**Given text**:
========================================================================

To find the actual note of a given frequency, I used the fact that notes (half-tones) are separated by a ratio of 2^(1/12) . (the twelfth root of 2). So, if our base note is A, at 110 Hz, to compute the note we would use the following code snippet:

note_names = "A A# B C C# D D# E F F# G G#".split()
note_index = math.log(note_freq/base_freq, 2**(1.0/12))
note_name = note_names[note_index%12]

While writing PyTuner, at first I implemented the FFT on my own, just to know how to do it once. I found it helped me to better understand the nature of the algorithm, and its output. I find the practice of implementing various algorithms on your own, for educational purposes, quite healthy. I always like to know how things work 'behind the scenes'.

Riddle of the Week – LStrings

Friday, June 15th, 2007

So I wrote about lstrings. I intend to write about them again in a short while - I already finished the basic script a few days ago, but I'm waiting, until I will be satisfied with it.

In the meantime, here is a curious riddle (That I came up with):

Version 1 (not final)

Assume you are given some iteration of an lstring - S. How do you discover the original lstring used to create S?

========================================================================

**Work to be completed**: Continue the blog text on note frequencies and lstrings from its last sentence. The records after this point are separate from the blog text on note frequencies and lstrings.

**Provided records**:
========================================================================

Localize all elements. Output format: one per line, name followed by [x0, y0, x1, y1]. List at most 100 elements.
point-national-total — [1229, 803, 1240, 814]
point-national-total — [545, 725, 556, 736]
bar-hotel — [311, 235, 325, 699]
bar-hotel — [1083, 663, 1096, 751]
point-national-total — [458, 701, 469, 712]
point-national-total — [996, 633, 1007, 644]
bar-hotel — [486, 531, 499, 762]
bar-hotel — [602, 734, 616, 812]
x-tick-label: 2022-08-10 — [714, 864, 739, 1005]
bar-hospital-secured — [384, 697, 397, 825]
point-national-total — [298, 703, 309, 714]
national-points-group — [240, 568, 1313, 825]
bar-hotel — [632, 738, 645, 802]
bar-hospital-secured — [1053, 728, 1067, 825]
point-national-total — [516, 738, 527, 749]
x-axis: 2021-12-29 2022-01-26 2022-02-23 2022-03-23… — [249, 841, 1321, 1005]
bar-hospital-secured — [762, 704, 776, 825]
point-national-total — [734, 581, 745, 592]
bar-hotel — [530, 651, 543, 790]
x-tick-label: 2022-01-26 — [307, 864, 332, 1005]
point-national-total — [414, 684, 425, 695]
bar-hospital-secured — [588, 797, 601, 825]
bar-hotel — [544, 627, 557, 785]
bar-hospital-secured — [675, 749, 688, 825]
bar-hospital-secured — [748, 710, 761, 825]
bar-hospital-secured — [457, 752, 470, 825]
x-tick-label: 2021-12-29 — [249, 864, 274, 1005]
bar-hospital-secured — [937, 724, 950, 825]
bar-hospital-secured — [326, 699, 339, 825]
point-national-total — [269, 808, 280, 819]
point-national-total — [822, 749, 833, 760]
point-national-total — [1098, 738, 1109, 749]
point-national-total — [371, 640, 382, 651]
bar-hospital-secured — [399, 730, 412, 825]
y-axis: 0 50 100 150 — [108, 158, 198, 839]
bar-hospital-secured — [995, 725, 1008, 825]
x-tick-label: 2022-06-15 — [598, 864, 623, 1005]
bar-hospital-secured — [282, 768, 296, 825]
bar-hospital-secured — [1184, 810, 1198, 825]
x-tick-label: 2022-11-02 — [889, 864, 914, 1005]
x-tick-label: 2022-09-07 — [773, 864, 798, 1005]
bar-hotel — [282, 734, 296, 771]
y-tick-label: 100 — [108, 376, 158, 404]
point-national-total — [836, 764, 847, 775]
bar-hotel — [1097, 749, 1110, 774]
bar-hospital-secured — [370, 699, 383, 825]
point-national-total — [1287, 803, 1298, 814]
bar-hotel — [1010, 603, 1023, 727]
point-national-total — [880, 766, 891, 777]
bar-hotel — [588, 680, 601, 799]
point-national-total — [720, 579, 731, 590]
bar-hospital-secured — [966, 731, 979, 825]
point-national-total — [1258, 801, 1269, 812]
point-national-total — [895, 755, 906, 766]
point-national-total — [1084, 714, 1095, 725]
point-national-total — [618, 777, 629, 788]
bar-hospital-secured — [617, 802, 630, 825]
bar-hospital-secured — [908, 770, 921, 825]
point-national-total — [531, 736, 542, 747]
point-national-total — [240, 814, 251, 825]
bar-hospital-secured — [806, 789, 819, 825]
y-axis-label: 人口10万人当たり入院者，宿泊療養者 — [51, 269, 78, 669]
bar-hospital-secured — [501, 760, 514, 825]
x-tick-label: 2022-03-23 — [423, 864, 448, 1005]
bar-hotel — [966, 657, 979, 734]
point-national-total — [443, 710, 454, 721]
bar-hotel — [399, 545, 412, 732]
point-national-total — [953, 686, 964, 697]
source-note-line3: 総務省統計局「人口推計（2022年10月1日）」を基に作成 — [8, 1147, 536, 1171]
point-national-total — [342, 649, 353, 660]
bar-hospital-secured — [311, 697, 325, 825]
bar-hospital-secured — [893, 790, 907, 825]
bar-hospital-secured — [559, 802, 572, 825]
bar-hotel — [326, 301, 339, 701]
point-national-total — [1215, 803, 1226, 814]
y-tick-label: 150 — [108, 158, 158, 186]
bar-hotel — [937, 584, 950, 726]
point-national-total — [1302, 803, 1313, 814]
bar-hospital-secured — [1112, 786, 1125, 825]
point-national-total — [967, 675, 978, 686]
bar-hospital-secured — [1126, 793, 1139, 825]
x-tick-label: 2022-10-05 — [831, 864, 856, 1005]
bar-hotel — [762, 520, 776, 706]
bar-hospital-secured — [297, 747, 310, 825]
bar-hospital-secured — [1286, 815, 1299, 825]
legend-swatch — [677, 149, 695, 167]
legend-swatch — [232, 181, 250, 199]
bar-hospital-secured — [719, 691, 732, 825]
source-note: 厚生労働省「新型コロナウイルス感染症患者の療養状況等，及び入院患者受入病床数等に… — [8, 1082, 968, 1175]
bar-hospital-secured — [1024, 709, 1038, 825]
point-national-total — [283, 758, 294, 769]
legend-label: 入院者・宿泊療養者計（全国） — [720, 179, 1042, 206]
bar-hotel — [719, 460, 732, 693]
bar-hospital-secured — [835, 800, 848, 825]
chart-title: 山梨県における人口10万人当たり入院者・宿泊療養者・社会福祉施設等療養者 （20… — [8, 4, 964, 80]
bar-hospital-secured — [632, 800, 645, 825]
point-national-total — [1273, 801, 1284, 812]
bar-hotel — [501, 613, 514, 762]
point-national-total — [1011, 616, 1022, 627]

========================================================================

**Task result**:
Discussion

Well, those who are quick to answer will first try to discover the length of the original string - it could be computed directly from S. At this point you should come to the conclusion that without being given the exact number of iterations - the riddle is not that interesting... Iterating on an lstring is an associative operation. If we denote the substitution of a string A into a string B as multiplication, when both are iterations on an original string T , we will get:

A*B =T^n * T^k = T^(n+k) = T^k* T^n

This will result in the obvious answer to the original riddle - "Why, the lstring S is the original string, with zero iterations!". This answer is correct - and obviously useless :)

So, let us rephrase the riddle:

Version 2 (final)

Assume you are given some iteration of an lstring - S. How do you discover the minimum possible lstring that could be used to create S?

Discussion - But not a solution

This is the proper riddle - have at it! I will be glad to read your thoughts...

note: The acceptable solution should be either an algorithm, or a constructive mathematical proof. I don't like reading only statements of existence :)

Reachability on arbitrary maps

Sunday, May 6th, 2007

The other day I had an idea. What if you took a map of some country, and from each coordinate computed the time it took to any other coordinate. The basic assumptions are that you can drive on road by car from parking lot to parking lot, and from parking lot to another point you can get only by foot. You can also add trains, and airplanes, each having less routes, but are actually faster. So for example, traveling from city A's center to city B's center is quite fast, but traveling from city A's center to some point near the road from A to B will take some time.

This is a bit similar to computations done by game AI's to determine how to get from point A to point B on a game board.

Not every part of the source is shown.